TASK DIRECTIONS: Give every entry again, word for word and in full.
_ _ _ _ _ _ _
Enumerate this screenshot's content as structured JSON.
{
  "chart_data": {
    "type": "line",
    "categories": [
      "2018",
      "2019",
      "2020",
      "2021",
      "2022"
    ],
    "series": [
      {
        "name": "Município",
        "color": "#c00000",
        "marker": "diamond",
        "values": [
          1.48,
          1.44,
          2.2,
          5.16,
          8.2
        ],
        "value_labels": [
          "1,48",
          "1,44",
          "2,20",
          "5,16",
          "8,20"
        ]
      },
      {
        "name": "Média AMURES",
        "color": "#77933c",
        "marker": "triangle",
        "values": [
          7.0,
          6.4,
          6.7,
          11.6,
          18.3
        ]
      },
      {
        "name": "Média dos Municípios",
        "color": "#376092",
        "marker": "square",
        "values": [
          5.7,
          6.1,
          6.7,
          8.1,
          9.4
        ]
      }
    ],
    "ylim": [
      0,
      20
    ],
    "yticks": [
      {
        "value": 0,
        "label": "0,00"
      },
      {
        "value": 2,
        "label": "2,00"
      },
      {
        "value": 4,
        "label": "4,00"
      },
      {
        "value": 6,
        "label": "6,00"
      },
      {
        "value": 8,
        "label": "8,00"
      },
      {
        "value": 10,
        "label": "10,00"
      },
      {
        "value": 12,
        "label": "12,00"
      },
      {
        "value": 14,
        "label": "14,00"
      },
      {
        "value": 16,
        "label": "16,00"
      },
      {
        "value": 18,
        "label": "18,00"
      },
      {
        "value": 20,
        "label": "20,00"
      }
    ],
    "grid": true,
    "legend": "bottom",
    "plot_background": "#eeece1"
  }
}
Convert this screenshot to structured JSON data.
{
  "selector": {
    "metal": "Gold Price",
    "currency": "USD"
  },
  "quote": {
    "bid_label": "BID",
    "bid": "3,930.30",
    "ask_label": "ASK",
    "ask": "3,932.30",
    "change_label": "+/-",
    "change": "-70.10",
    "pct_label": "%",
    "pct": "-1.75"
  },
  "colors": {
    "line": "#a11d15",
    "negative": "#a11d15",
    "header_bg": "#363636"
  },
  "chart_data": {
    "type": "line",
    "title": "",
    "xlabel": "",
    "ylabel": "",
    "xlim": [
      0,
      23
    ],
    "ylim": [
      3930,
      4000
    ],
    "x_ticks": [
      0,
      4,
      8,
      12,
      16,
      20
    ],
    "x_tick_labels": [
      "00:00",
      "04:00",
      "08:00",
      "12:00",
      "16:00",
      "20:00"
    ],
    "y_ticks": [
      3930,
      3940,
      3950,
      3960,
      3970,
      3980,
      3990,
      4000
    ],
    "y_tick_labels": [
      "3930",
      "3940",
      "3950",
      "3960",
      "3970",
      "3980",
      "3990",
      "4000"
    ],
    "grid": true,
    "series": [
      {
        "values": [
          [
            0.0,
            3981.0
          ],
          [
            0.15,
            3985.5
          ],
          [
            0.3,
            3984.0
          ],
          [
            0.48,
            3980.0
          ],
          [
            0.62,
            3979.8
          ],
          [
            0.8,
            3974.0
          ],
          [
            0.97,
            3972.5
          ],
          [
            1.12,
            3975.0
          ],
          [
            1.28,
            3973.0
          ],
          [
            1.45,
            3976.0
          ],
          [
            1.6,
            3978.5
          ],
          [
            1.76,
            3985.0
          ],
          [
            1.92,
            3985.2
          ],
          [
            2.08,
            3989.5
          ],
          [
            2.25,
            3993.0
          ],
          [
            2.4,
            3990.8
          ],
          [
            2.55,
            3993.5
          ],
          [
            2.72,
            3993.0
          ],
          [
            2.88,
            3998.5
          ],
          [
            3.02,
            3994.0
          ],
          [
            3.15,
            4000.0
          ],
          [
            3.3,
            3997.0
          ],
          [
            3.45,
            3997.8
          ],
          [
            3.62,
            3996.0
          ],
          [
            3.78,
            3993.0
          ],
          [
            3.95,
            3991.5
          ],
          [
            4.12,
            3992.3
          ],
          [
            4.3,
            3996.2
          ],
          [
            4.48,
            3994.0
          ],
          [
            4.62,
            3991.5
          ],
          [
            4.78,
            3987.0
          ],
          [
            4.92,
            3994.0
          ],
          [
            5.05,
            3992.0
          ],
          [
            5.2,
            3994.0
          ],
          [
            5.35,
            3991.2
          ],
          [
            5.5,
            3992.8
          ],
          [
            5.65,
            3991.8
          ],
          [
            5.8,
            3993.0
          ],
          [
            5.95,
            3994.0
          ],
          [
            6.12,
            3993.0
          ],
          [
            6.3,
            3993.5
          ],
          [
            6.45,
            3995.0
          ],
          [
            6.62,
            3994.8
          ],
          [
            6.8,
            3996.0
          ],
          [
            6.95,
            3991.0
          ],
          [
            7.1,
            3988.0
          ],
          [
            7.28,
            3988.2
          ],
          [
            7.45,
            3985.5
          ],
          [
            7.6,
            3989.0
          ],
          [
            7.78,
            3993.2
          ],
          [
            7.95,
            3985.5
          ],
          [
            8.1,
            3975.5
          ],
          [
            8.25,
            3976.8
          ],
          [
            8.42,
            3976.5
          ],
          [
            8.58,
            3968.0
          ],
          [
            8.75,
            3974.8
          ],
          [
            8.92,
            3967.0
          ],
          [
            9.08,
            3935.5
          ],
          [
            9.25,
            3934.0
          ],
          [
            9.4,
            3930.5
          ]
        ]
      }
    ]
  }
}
_ _ _ _ _ _ _
SOLUTION TO THIS PROBLEM:
Enumerate this screenshot's content as structured JSON.
{
  "chart_data": {
    "type": "line",
    "categories": [
      "2018",
      "2019",
      "2020",
      "2021",
      "2022"
    ],
    "series": [
      {
        "name": "Município",
        "color": "#c00000",
        "marker": "diamond",
        "values": [
          1.48,
          1.44,
          2.2,
          5.16,
          8.2
        ],
        "value_labels": [
          "1,48",
          "1,44",
          "2,20",
          "5,16",
          "8,20"
        ]
      },
      {
        "name": "Média AMURES",
        "color": "#77933c",
        "marker": "triangle",
        "values": [
          7.0,
          6.4,
          6.7,
          11.6,
          18.3
        ]
      },
      {
        "name": "Média dos Municípios",
        "color": "#376092",
        "marker": "square",
        "values": [
          5.7,
          6.1,
          6.7,
          8.1,
          9.4
        ]
      }
    ],
    "ylim": [
      0,
      20
    ],
    "yticks": [
      {
        "value": 0,
        "label": "0,00"
      },
      {
        "value": 2,
        "label": "2,00"
      },
      {
        "value": 4,
        "label": "4,00"
      },
      {
        "value": 6,
        "label": "6,00"
      },
      {
        "value": 8,
        "label": "8,00"
      },
      {
        "value": 10,
        "label": "10,00"
      },
      {
        "value": 12,
        "label": "12,00"
      },
      {
        "value": 14,
        "label": "14,00"
      },
      {
        "value": 16,
        "label": "16,00"
      },
      {
        "value": 18,
        "label": "18,00"
      },
      {
        "value": 20,
        "label": "20,00"
      }
    ],
    "grid": true,
    "legend": "bottom",
    "plot_background": "#eeece1"
  }
}
Convert this screenshot to structured JSON data.
{
  "selector": {
    "metal": "Gold Price",
    "currency": "USD"
  },
  "quote": {
    "bid_label": "BID",
    "bid": "3,930.30",
    "ask_label": "ASK",
    "ask": "3,932.30",
    "change_label": "+/-",
    "change": "-70.10",
    "pct_label": "%",
    "pct": "-1.75"
  },
  "colors": {
    "line": "#a11d15",
    "negative": "#a11d15",
    "header_bg": "#363636"
  },
  "chart_data": {
    "type": "line",
    "title": "",
    "xlabel": "",
    "ylabel": "",
    "xlim": [
      0,
      23
    ],
    "ylim": [
      3930,
      4000
    ],
    "x_ticks": [
      0,
      4,
      8,
      12,
      16,
      20
    ],
    "x_tick_labels": [
      "00:00",
      "04:00",
      "08:00",
      "12:00",
      "16:00",
      "20:00"
    ],
    "y_ticks": [
      3930,
      3940,
      3950,
      3960,
      3970,
      3980,
      3990,
      4000
    ],
    "y_tick_labels": [
      "3930",
      "3940",
      "3950",
      "3960",
      "3970",
      "3980",
      "3990",
      "4000"
    ],
    "grid": true,
    "series": [
      {
        "values": [
          [
            0.0,
            3981.0
          ],
          [
            0.15,
            3985.5
          ],
          [
            0.3,
            3984.0
          ],
          [
            0.48,
            3980.0
          ],
          [
            0.62,
            3979.8
          ],
          [
            0.8,
            3974.0
          ],
          [
            0.97,
            3972.5
          ],
          [
            1.12,
            3975.0
          ],
          [
            1.28,
            3973.0
          ],
          [
            1.45,
            3976.0
          ],
          [
            1.6,
            3978.5
          ],
          [
            1.76,
            3985.0
          ],
          [
            1.92,
            3985.2
          ],
          [
            2.08,
            3989.5
          ],
          [
            2.25,
            3993.0
          ],
          [
            2.4,
            3990.8
          ],
          [
            2.55,
            3993.5
          ],
          [
            2.72,
            3993.0
          ],
          [
            2.88,
            3998.5
          ],
          [
            3.02,
            3994.0
          ],
          [
            3.15,
            4000.0
          ],
          [
            3.3,
            3997.0
          ],
          [
            3.45,
            3997.8
          ],
          [
            3.62,
            3996.0
          ],
          [
            3.78,
            3993.0
          ],
          [
            3.95,
            3991.5
          ],
          [
            4.12,
            3992.3
          ],
          [
            4.3,
            3996.2
          ],
          [
            4.48,
            3994.0
          ],
          [
            4.62,
            3991.5
          ],
          [
            4.78,
            3987.0
          ],
          [
            4.92,
            3994.0
          ],
          [
            5.05,
            3992.0
          ],
          [
            5.2,
            3994.0
          ],
          [
            5.35,
            3991.2
          ],
          [
            5.5,
            3992.8
          ],
          [
            5.65,
            3991.8
          ],
          [
            5.8,
            3993.0
          ],
          [
            5.95,
            3994.0
          ],
          [
            6.12,
            3993.0
          ],
          [
            6.3,
            3993.5
          ],
          [
            6.45,
            3995.0
          ],
          [
            6.62,
            3994.8
          ],
          [
            6.8,
            3996.0
          ],
          [
            6.95,
            3991.0
          ],
          [
            7.1,
            3988.0
          ],
          [
            7.28,
            3988.2
          ],
          [
            7.45,
            3985.5
          ],
          [
            7.6,
            3989.0
          ],
          [
            7.78,
            3993.2
          ],
          [
            7.95,
            3985.5
          ],
          [
            8.1,
            3975.5
          ],
          [
            8.25,
            3976.8
          ],
          [
            8.42,
            3976.5
          ],
          [
            8.58,
            3968.0
          ],
          [
            8.75,
            3974.8
          ],
          [
            8.92,
            3967.0
          ],
          [
            9.08,
            3935.5
          ],
          [
            9.25,
            3934.0
          ],
          [
            9.4,
            3930.5
          ]
        ]
      }
    ]
  }
}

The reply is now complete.